_EXERCISE TASK_
Retype the material in full, keeping every word the same.

_SUPPLIED DATA_
--------
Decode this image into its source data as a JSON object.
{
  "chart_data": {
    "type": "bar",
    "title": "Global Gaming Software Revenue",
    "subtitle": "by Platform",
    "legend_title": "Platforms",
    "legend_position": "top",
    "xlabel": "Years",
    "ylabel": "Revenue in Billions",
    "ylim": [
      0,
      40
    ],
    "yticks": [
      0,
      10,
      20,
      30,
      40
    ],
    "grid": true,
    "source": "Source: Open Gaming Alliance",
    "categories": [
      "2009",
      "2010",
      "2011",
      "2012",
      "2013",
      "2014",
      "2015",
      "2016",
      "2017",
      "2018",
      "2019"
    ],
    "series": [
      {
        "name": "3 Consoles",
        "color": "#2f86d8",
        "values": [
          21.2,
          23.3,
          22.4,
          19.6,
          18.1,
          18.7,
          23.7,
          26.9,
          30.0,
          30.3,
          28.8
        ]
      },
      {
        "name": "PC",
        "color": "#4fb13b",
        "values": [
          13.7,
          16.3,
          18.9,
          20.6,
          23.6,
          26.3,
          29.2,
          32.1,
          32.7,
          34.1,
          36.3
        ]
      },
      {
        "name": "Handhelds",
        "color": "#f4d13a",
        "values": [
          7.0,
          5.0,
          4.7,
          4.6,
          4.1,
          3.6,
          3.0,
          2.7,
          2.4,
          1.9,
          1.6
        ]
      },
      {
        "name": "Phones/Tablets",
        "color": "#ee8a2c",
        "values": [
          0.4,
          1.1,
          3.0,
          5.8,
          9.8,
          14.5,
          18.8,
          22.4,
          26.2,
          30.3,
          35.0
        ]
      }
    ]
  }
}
--------
_SOLUTION TO THE EXERCISE_
Decode this image into its source data as a JSON object.
{
  "chart_data": {
    "type": "bar",
    "title": "Global Gaming Software Revenue",
    "subtitle": "by Platform",
    "legend_title": "Platforms",
    "legend_position": "top",
    "xlabel": "Years",
    "ylabel": "Revenue in Billions",
    "ylim": [
      0,
      40
    ],
    "yticks": [
      0,
      10,
      20,
      30,
      40
    ],
    "grid": true,
    "source": "Source: Open Gaming Alliance",
    "categories": [
      "2009",
      "2010",
      "2011",
      "2012",
      "2013",
      "2014",
      "2015",
      "2016",
      "2017",
      "2018",
      "2019"
    ],
    "series": [
      {
        "name": "3 Consoles",
        "color": "#2f86d8",
        "values": [
          21.2,
          23.3,
          22.4,
          19.6,
          18.1,
          18.7,
          23.7,
          26.9,
          30.0,
          30.3,
          28.8
        ]
      },
      {
        "name": "PC",
        "color": "#4fb13b",
        "values": [
          13.7,
          16.3,
          18.9,
          20.6,
          23.6,
          26.3,
          29.2,
          32.1,
          32.7,
          34.1,
          36.3
        ]
      },
      {
        "name": "Handhelds",
        "color": "#f4d13a",
        "values": [
          7.0,
          5.0,
          4.7,
          4.6,
          4.1,
          3.6,
          3.0,
          2.7,
          2.4,
          1.9,
          1.6
        ]
      },
      {
        "name": "Phones/Tablets",
        "color": "#ee8a2c",
        "values": [
          0.4,
          1.1,
          3.0,
          5.8,
          9.8,
          14.5,
          18.8,
          22.4,
          26.2,
          30.3,
          35.0
        ]
      }
    ]
  }
}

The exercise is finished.